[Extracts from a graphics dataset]
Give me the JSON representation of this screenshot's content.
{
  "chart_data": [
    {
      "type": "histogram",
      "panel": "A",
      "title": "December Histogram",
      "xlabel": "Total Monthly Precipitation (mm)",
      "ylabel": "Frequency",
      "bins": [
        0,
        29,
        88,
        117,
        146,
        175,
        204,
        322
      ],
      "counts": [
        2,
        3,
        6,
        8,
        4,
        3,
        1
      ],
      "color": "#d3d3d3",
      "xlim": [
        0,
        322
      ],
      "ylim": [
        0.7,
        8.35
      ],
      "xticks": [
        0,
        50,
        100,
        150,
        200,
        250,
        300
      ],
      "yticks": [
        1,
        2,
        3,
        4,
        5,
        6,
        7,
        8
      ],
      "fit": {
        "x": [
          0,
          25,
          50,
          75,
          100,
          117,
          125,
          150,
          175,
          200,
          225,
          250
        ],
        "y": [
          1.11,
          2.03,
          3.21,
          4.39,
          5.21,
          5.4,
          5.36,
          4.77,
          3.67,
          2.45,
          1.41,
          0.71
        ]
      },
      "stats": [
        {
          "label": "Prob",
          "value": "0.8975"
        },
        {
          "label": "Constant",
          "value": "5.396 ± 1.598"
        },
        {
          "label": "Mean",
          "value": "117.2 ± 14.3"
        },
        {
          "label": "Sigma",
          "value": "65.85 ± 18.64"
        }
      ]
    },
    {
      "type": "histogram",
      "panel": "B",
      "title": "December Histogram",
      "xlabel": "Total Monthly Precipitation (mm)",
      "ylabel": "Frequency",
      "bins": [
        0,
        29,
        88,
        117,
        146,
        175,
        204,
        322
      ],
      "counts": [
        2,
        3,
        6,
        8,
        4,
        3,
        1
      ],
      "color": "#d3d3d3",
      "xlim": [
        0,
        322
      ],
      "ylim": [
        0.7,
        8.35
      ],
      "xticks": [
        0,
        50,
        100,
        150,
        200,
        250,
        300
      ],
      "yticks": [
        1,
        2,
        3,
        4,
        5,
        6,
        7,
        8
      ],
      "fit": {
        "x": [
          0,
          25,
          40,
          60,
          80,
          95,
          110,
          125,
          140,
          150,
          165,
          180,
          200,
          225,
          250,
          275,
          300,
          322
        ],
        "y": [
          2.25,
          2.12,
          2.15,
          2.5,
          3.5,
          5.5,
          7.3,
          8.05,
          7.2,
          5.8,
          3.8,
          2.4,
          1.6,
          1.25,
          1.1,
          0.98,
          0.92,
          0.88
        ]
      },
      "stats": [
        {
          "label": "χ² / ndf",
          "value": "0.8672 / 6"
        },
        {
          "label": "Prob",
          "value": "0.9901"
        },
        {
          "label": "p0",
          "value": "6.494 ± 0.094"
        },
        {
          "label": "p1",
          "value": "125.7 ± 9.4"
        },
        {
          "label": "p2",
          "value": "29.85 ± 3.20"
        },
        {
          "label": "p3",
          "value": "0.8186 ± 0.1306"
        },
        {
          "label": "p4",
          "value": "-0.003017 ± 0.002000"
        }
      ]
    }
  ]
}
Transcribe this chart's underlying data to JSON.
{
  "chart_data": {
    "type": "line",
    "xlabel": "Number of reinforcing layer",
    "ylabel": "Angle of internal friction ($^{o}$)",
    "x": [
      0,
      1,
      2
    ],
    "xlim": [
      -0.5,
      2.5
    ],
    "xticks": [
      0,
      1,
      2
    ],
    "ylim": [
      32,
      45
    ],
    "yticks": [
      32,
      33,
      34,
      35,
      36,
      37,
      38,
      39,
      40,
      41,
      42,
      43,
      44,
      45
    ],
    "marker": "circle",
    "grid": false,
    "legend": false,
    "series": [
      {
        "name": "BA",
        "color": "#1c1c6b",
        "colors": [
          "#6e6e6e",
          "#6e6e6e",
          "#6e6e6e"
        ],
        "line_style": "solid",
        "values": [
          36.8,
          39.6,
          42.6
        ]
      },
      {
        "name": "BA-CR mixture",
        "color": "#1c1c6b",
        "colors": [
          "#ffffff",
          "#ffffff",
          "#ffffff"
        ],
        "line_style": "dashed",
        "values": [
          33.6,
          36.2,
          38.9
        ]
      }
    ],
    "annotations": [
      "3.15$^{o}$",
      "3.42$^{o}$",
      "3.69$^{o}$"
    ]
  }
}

## Goal
Please quote the records above exactly, without skipping a line.

## Result of this exercise
Give me the JSON representation of this screenshot's content.
{
  "chart_data": [
    {
      "type": "histogram",
      "panel": "A",
      "title": "December Histogram",
      "xlabel": "Total Monthly Precipitation (mm)",
      "ylabel": "Frequency",
      "bins": [
        0,
        29,
        88,
        117,
        146,
        175,
        204,
        322
      ],
      "counts": [
        2,
        3,
        6,
        8,
        4,
        3,
        1
      ],
      "color": "#d3d3d3",
      "xlim": [
        0,
        322
      ],
      "ylim": [
        0.7,
        8.35
      ],
      "xticks": [
        0,
        50,
        100,
        150,
        200,
        250,
        300
      ],
      "yticks": [
        1,
        2,
        3,
        4,
        5,
        6,
        7,
        8
      ],
      "fit": {
        "x": [
          0,
          25,
          50,
          75,
          100,
          117,
          125,
          150,
          175,
          200,
          225,
          250
        ],
        "y": [
          1.11,
          2.03,
          3.21,
          4.39,
          5.21,
          5.4,
          5.36,
          4.77,
          3.67,
          2.45,
          1.41,
          0.71
        ]
      },
      "stats": [
        {
          "label": "Prob",
          "value": "0.8975"
        },
        {
          "label": "Constant",
          "value": "5.396 ± 1.598"
        },
        {
          "label": "Mean",
          "value": "117.2 ± 14.3"
        },
        {
          "label": "Sigma",
          "value": "65.85 ± 18.64"
        }
      ]
    },
    {
      "type": "histogram",
      "panel": "B",
      "title": "December Histogram",
      "xlabel": "Total Monthly Precipitation (mm)",
      "ylabel": "Frequency",
      "bins": [
        0,
        29,
        88,
        117,
        146,
        175,
        204,
        322
      ],
      "counts": [
        2,
        3,
        6,
        8,
        4,
        3,
        1
      ],
      "color": "#d3d3d3",
      "xlim": [
        0,
        322
      ],
      "ylim": [
        0.7,
        8.35
      ],
      "xticks": [
        0,
        50,
        100,
        150,
        200,
        250,
        300
      ],
      "yticks": [
        1,
        2,
        3,
        4,
        5,
        6,
        7,
        8
      ],
      "fit": {
        "x": [
          0,
          25,
          40,
          60,
          80,
          95,
          110,
          125,
          140,
          150,
          165,
          180,
          200,
          225,
          250,
          275,
          300,
          322
        ],
        "y": [
          2.25,
          2.12,
          2.15,
          2.5,
          3.5,
          5.5,
          7.3,
          8.05,
          7.2,
          5.8,
          3.8,
          2.4,
          1.6,
          1.25,
          1.1,
          0.98,
          0.92,
          0.88
        ]
      },
      "stats": [
        {
          "label": "χ² / ndf",
          "value": "0.8672 / 6"
        },
        {
          "label": "Prob",
          "value": "0.9901"
        },
        {
          "label": "p0",
          "value": "6.494 ± 0.094"
        },
        {
          "label": "p1",
          "value": "125.7 ± 9.4"
        },
        {
          "label": "p2",
          "value": "29.85 ± 3.20"
        },
        {
          "label": "p3",
          "value": "0.8186 ± 0.1306"
        },
        {
          "label": "p4",
          "value": "-0.003017 ± 0.002000"
        }
      ]
    }
  ]
}
Transcribe this chart's underlying data to JSON.
{
  "chart_data": {
    "type": "line",
    "xlabel": "Number of reinforcing layer",
    "ylabel": "Angle of internal friction ($^{o}$)",
    "x": [
      0,
      1,
      2
    ],
    "xlim": [
      -0.5,
      2.5
    ],
    "xticks": [
      0,
      1,
      2
    ],
    "ylim": [
      32,
      45
    ],
    "yticks": [
      32,
      33,
      34,
      35,
      36,
      37,
      38,
      39,
      40,
      41,
      42,
      43,
      44,
      45
    ],
    "marker": "circle",
    "grid": false,
    "legend": false,
    "series": [
      {
        "name": "BA",
        "color": "#1c1c6b",
        "colors": [
          "#6e6e6e",
          "#6e6e6e",
          "#6e6e6e"
        ],
        "line_style": "solid",
        "values": [
          36.8,
          39.6,
          42.6
        ]
      },
      {
        "name": "BA-CR mixture",
        "color": "#1c1c6b",
        "colors": [
          "#ffffff",
          "#ffffff",
          "#ffffff"
        ],
        "line_style": "dashed",
        "values": [
          33.6,
          36.2,
          38.9
        ]
      }
    ],
    "annotations": [
      "3.15$^{o}$",
      "3.42$^{o}$",
      "3.69$^{o}$"
    ]
  }
}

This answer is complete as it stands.